Entries with figure data:

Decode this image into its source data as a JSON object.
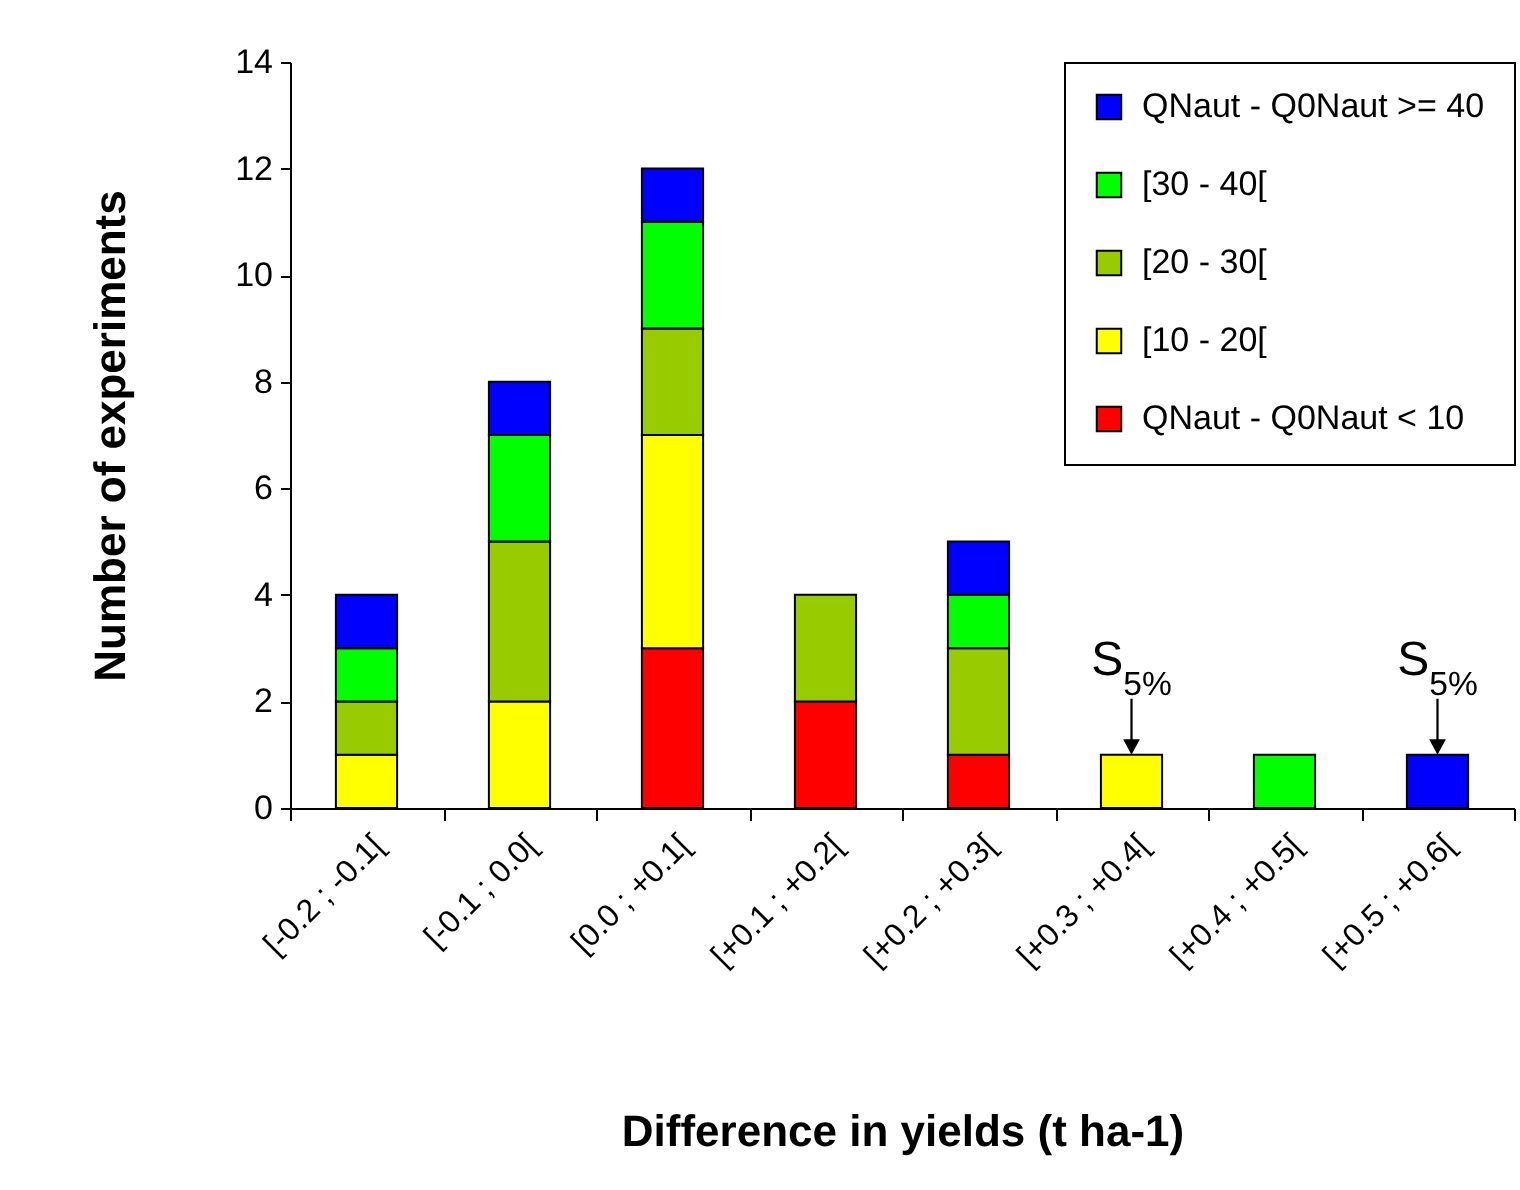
{
  "chart_data": {
    "type": "bar",
    "stacked": true,
    "categories": [
      "[-0.2 ; -0.1[",
      "[-0.1 ; 0.0[",
      "[0.0 ; +0.1[",
      "[+0.1 ; +0.2[",
      "[+0.2 ; +0.3[",
      "[+0.3 ; +0.4[",
      "[+0.4 ; +0.5[",
      "[+0.5 ; +0.6["
    ],
    "xlabel": "Difference in yields (t ha-1)",
    "ylabel": "Number of experiments",
    "ylim": [
      0,
      14
    ],
    "yticks": [
      0,
      2,
      4,
      6,
      8,
      10,
      12,
      14
    ],
    "grid": false,
    "legend": "top right",
    "series": [
      {
        "name": "QNaut - Q0Naut < 10",
        "color": "#ff0000",
        "values": [
          null,
          null,
          3,
          2,
          1,
          null,
          null,
          null
        ]
      },
      {
        "name": "[10 - 20[",
        "color": "#ffff00",
        "values": [
          1,
          2,
          4,
          null,
          null,
          1,
          null,
          null
        ]
      },
      {
        "name": "[20 - 30[",
        "color": "#99cc00",
        "values": [
          1,
          3,
          2,
          2,
          2,
          null,
          null,
          null
        ]
      },
      {
        "name": "[30 - 40[",
        "color": "#00ff00",
        "values": [
          1,
          2,
          2,
          null,
          1,
          null,
          1,
          null
        ]
      },
      {
        "name": "QNaut - Q0Naut >= 40",
        "color": "#0000ff",
        "values": [
          1,
          1,
          1,
          null,
          1,
          null,
          null,
          1
        ]
      }
    ],
    "annotations": [
      {
        "text": "S$_{5%}$",
        "x": "[+0.3 ; +0.4[",
        "y": 1
      },
      {
        "text": "S$_{5%}$",
        "x": "[+0.5 ; +0.6[",
        "y": 1
      }
    ]
  }
}
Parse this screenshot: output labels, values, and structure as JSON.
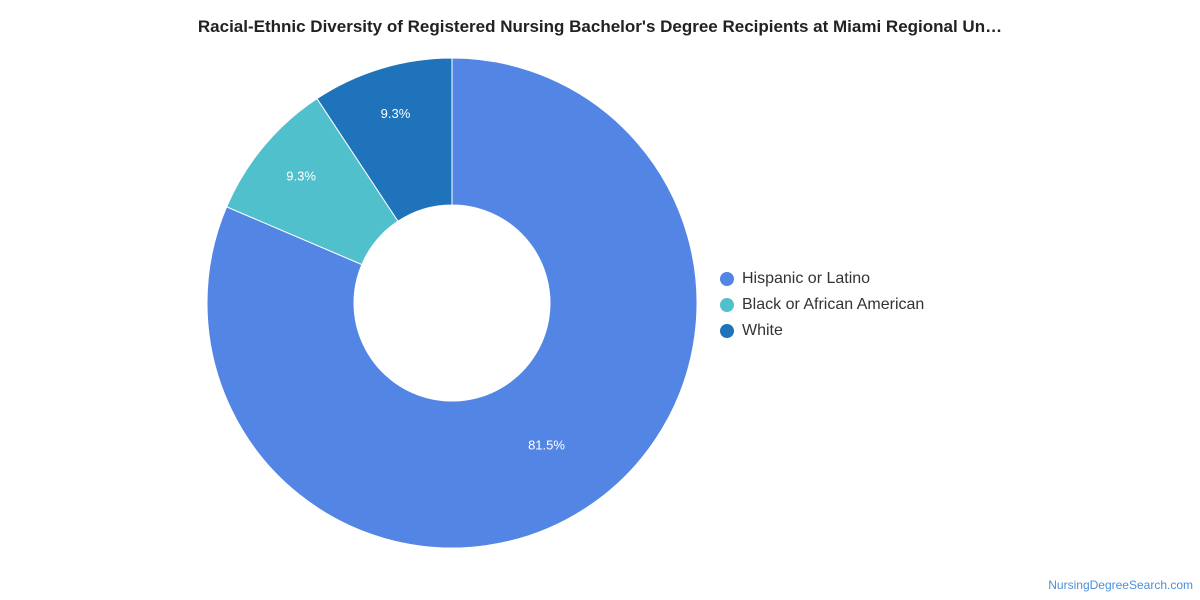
{
  "chart": {
    "title": "Racial-Ethnic Diversity of Registered Nursing Bachelor's Degree Recipients at Miami Regional Un…"
  },
  "chart_data": {
    "type": "pie",
    "title": "Racial-Ethnic Diversity of Registered Nursing Bachelor's Degree Recipients at Miami Regional Un…",
    "donut": true,
    "legend_position": "right",
    "series": [
      {
        "name": "Hispanic or Latino",
        "value": 81.5,
        "label": "81.5%",
        "color": "#5385e4"
      },
      {
        "name": "Black or African American",
        "value": 9.3,
        "label": "9.3%",
        "color": "#50c1cc"
      },
      {
        "name": "White",
        "value": 9.3,
        "label": "9.3%",
        "color": "#1f73ba"
      }
    ]
  },
  "footer": {
    "credit": "NursingDegreeSearch.com"
  }
}
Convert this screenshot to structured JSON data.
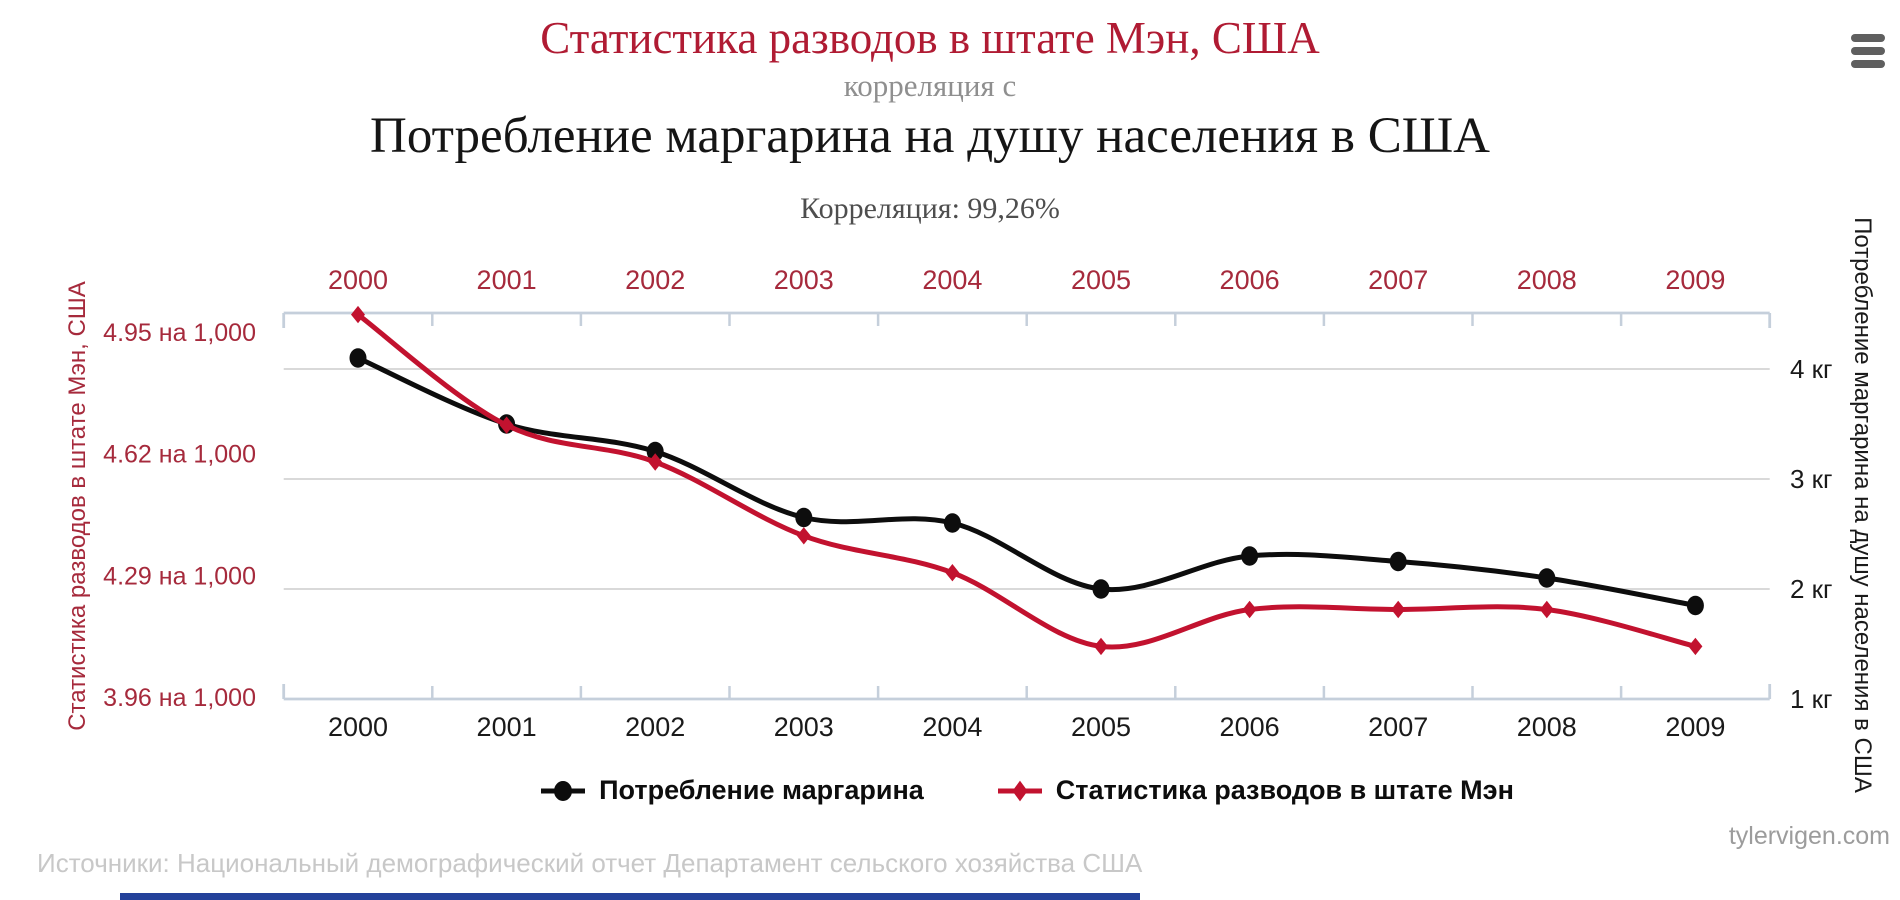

EXERCISE OBJECTIVE: Where a line holds "Registered", copy it out.

WRITTEN ANSWER:
    "title": "Racial-Ethnic Diversity of Registered Nursing Bachelor's Degree Recipients at Miami Regional Un…"
    "title": "Racial-Ethnic Diversity of Registered Nursing Bachelor's Degree Recipients at Miami Regional Un…",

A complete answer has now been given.